- _Instructions for the task_: Update the material below by replacing every occurrence of "SHOW UP" with "JOIN". Leave everything else unchanged.

- _Records provided_:
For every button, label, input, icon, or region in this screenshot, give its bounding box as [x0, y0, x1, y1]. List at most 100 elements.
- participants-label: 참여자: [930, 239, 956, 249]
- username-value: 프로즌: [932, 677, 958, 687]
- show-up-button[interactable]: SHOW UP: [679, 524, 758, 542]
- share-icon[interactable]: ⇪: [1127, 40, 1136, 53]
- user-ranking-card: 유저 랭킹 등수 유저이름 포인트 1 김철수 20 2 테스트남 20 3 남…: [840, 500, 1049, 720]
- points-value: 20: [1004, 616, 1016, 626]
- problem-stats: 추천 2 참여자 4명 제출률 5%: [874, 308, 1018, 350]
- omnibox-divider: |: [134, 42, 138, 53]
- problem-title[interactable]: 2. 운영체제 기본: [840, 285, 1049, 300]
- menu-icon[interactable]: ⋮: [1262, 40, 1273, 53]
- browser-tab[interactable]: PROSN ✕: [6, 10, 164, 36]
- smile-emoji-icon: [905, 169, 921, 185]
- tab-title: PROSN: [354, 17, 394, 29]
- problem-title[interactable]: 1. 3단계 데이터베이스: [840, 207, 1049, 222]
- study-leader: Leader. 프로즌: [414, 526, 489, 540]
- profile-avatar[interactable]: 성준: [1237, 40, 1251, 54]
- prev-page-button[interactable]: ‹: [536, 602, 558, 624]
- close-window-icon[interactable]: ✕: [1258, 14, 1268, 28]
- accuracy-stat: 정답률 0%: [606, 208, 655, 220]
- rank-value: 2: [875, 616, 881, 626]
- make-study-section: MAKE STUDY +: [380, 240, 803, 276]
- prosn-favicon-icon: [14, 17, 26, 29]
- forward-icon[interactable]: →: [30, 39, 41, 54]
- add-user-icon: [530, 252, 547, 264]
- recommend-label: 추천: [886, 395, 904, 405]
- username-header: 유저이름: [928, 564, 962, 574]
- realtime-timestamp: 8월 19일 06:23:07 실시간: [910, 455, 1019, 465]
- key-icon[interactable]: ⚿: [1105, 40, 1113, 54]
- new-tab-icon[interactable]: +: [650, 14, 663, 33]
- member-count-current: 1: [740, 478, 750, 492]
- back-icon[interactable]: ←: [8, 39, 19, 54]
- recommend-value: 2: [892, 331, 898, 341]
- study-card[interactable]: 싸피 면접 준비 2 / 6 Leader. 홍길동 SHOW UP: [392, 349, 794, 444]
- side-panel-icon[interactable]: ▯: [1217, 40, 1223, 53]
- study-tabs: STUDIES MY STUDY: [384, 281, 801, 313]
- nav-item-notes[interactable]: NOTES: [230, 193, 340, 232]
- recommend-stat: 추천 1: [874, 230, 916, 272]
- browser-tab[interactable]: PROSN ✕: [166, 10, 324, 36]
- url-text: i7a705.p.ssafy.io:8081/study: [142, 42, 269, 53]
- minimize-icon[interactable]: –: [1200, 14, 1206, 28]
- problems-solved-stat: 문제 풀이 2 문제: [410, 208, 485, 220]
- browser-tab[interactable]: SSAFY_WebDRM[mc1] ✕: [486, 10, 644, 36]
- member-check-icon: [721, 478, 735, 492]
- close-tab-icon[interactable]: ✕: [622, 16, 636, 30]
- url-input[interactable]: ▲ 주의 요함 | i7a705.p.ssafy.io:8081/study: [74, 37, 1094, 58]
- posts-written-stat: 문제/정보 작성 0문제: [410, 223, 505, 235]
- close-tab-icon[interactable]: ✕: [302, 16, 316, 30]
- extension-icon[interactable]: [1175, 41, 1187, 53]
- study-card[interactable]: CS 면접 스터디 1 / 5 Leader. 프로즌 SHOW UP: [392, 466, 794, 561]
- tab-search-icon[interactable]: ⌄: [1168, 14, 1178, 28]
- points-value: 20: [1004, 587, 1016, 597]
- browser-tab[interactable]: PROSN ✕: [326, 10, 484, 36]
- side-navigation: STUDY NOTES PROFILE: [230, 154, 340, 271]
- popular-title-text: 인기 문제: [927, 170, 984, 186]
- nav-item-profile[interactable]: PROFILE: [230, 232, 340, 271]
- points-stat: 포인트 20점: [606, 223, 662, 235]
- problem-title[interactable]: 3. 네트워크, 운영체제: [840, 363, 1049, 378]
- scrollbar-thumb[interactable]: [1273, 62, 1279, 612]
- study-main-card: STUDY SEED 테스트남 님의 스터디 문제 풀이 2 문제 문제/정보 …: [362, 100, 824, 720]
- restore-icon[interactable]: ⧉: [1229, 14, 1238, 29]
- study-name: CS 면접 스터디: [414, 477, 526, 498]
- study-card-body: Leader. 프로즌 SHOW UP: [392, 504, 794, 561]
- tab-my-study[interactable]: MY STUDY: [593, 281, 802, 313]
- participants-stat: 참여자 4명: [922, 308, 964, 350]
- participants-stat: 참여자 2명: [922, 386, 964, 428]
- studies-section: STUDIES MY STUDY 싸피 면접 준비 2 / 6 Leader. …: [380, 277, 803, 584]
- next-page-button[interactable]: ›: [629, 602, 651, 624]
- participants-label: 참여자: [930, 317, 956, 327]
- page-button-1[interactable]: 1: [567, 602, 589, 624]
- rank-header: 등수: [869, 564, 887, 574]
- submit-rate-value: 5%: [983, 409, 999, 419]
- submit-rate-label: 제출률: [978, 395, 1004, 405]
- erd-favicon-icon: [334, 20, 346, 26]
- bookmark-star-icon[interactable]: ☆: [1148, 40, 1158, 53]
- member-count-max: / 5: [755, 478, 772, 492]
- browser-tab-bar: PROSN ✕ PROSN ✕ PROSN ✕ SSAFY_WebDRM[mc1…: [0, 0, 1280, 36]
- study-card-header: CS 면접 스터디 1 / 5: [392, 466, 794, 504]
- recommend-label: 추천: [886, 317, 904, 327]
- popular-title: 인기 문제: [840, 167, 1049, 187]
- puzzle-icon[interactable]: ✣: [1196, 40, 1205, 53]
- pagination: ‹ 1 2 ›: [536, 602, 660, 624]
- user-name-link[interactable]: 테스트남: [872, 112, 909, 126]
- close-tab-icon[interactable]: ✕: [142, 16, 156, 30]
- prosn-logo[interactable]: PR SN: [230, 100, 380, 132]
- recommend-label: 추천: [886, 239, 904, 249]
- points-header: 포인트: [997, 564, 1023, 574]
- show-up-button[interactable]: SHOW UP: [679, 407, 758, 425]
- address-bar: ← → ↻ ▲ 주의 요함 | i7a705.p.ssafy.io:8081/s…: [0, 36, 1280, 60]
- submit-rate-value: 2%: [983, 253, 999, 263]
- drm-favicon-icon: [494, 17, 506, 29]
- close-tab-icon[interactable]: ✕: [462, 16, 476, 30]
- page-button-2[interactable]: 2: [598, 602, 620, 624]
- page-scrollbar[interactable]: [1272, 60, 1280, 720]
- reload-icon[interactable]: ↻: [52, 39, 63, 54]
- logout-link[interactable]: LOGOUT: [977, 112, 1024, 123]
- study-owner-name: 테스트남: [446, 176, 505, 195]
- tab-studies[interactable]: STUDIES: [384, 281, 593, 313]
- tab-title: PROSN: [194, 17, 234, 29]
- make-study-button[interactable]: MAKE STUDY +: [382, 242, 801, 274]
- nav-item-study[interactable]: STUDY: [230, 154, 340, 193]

- _Output below_:
For every button, label, input, icon, or region in this screenshot, give its bounding box as [x0, y0, x1, y1]. List at most 100 elements.
- participants-label: 참여자: [930, 239, 956, 249]
- username-value: 프로즌: [932, 677, 958, 687]
- show-up-button[interactable]: JOIN: [679, 524, 758, 542]
- share-icon[interactable]: ⇪: [1127, 40, 1136, 53]
- user-ranking-card: 유저 랭킹 등수 유저이름 포인트 1 김철수 20 2 테스트남 20 3 남…: [840, 500, 1049, 720]
- points-value: 20: [1004, 616, 1016, 626]
- problem-stats: 추천 2 참여자 4명 제출률 5%: [874, 308, 1018, 350]
- omnibox-divider: |: [134, 42, 138, 53]
- problem-title[interactable]: 2. 운영체제 기본: [840, 285, 1049, 300]
- menu-icon[interactable]: ⋮: [1262, 40, 1273, 53]
- browser-tab[interactable]: PROSN ✕: [6, 10, 164, 36]
- smile-emoji-icon: [905, 169, 921, 185]
- tab-title: PROSN: [354, 17, 394, 29]
- problem-title[interactable]: 1. 3단계 데이터베이스: [840, 207, 1049, 222]
- study-leader: Leader. 프로즌: [414, 526, 489, 540]
- profile-avatar[interactable]: 성준: [1237, 40, 1251, 54]
- prev-page-button[interactable]: ‹: [536, 602, 558, 624]
- close-window-icon[interactable]: ✕: [1258, 14, 1268, 28]
- accuracy-stat: 정답률 0%: [606, 208, 655, 220]
- rank-value: 2: [875, 616, 881, 626]
- make-study-section: MAKE STUDY +: [380, 240, 803, 276]
- prosn-favicon-icon: [14, 17, 26, 29]
- forward-icon[interactable]: →: [30, 39, 41, 54]
- add-user-icon: [530, 252, 547, 264]
- recommend-label: 추천: [886, 395, 904, 405]
- username-header: 유저이름: [928, 564, 962, 574]
- realtime-timestamp: 8월 19일 06:23:07 실시간: [910, 455, 1019, 465]
- key-icon[interactable]: ⚿: [1105, 40, 1113, 54]
- new-tab-icon[interactable]: +: [650, 14, 663, 33]
- member-count-current: 1: [740, 478, 750, 492]
- back-icon[interactable]: ←: [8, 39, 19, 54]
- recommend-value: 2: [892, 331, 898, 341]
- study-card[interactable]: 싸피 면접 준비 2 / 6 Leader. 홍길동 JOIN: [392, 349, 794, 444]
- side-panel-icon[interactable]: ▯: [1217, 40, 1223, 53]
- study-tabs: STUDIES MY STUDY: [384, 281, 801, 313]
- nav-item-notes[interactable]: NOTES: [230, 193, 340, 232]
- recommend-stat: 추천 1: [874, 230, 916, 272]
- browser-tab[interactable]: PROSN ✕: [166, 10, 324, 36]
- url-text: i7a705.p.ssafy.io:8081/study: [142, 42, 269, 53]
- minimize-icon[interactable]: –: [1200, 14, 1206, 28]
- problems-solved-stat: 문제 풀이 2 문제: [410, 208, 485, 220]
- browser-tab[interactable]: SSAFY_WebDRM[mc1] ✕: [486, 10, 644, 36]
- member-check-icon: [721, 478, 735, 492]
- close-tab-icon[interactable]: ✕: [622, 16, 636, 30]
- url-input[interactable]: ▲ 주의 요함 | i7a705.p.ssafy.io:8081/study: [74, 37, 1094, 58]
- posts-written-stat: 문제/정보 작성 0문제: [410, 223, 505, 235]
- close-tab-icon[interactable]: ✕: [302, 16, 316, 30]
- extension-icon[interactable]: [1175, 41, 1187, 53]
- study-card[interactable]: CS 면접 스터디 1 / 5 Leader. 프로즌 JOIN: [392, 466, 794, 561]
- tab-search-icon[interactable]: ⌄: [1168, 14, 1178, 28]
- points-value: 20: [1004, 587, 1016, 597]
- browser-tab[interactable]: PROSN ✕: [326, 10, 484, 36]
- side-navigation: STUDY NOTES PROFILE: [230, 154, 340, 271]
- popular-title-text: 인기 문제: [927, 170, 984, 186]
- nav-item-profile[interactable]: PROFILE: [230, 232, 340, 271]
- points-stat: 포인트 20점: [606, 223, 662, 235]
- problem-title[interactable]: 3. 네트워크, 운영체제: [840, 363, 1049, 378]
- scrollbar-thumb[interactable]: [1273, 62, 1279, 612]
- study-main-card: STUDY SEED 테스트남 님의 스터디 문제 풀이 2 문제 문제/정보 …: [362, 100, 824, 720]
- restore-icon[interactable]: ⧉: [1229, 14, 1238, 29]
- study-name: CS 면접 스터디: [414, 477, 526, 498]
- study-card-body: Leader. 프로즌 JOIN: [392, 504, 794, 561]
- tab-my-study[interactable]: MY STUDY: [593, 281, 802, 313]
- participants-stat: 참여자 4명: [922, 308, 964, 350]
- participants-stat: 참여자 2명: [922, 386, 964, 428]
- studies-section: STUDIES MY STUDY 싸피 면접 준비 2 / 6 Leader. …: [380, 277, 803, 584]
- next-page-button[interactable]: ›: [629, 602, 651, 624]
- participants-label: 참여자: [930, 317, 956, 327]
- page-button-1[interactable]: 1: [567, 602, 589, 624]
- rank-header: 등수: [869, 564, 887, 574]
- submit-rate-value: 5%: [983, 409, 999, 419]
- submit-rate-label: 제출률: [978, 395, 1004, 405]
- erd-favicon-icon: [334, 20, 346, 26]
- bookmark-star-icon[interactable]: ☆: [1148, 40, 1158, 53]
- member-count-max: / 5: [755, 478, 772, 492]
- browser-tab-bar: PROSN ✕ PROSN ✕ PROSN ✕ SSAFY_WebDRM[mc1…: [0, 0, 1280, 36]
- study-card-header: CS 면접 스터디 1 / 5: [392, 466, 794, 504]
- recommend-label: 추천: [886, 317, 904, 327]
- popular-title: 인기 문제: [840, 167, 1049, 187]
- puzzle-icon[interactable]: ✣: [1196, 40, 1205, 53]
- pagination: ‹ 1 2 ›: [536, 602, 660, 624]
- user-name-link[interactable]: 테스트남: [872, 112, 909, 126]
- close-tab-icon[interactable]: ✕: [142, 16, 156, 30]
- prosn-logo[interactable]: PR SN: [230, 100, 380, 132]
- recommend-label: 추천: [886, 239, 904, 249]
- points-header: 포인트: [997, 564, 1023, 574]
- show-up-button[interactable]: JOIN: [679, 407, 758, 425]
- address-bar: ← → ↻ ▲ 주의 요함 | i7a705.p.ssafy.io:8081/s…: [0, 36, 1280, 60]
- submit-rate-value: 2%: [983, 253, 999, 263]
- drm-favicon-icon: [494, 17, 506, 29]
- close-tab-icon[interactable]: ✕: [462, 16, 476, 30]
- page-button-2[interactable]: 2: [598, 602, 620, 624]
- page-scrollbar[interactable]: [1272, 60, 1280, 720]
- reload-icon[interactable]: ↻: [52, 39, 63, 54]
- logout-link[interactable]: LOGOUT: [977, 112, 1024, 123]
- study-owner-name: 테스트남: [446, 176, 505, 195]
- tab-studies[interactable]: STUDIES: [384, 281, 593, 313]
- tab-title: PROSN: [194, 17, 234, 29]
- make-study-button[interactable]: MAKE STUDY +: [382, 242, 801, 274]
- nav-item-study[interactable]: STUDY: [230, 154, 340, 193]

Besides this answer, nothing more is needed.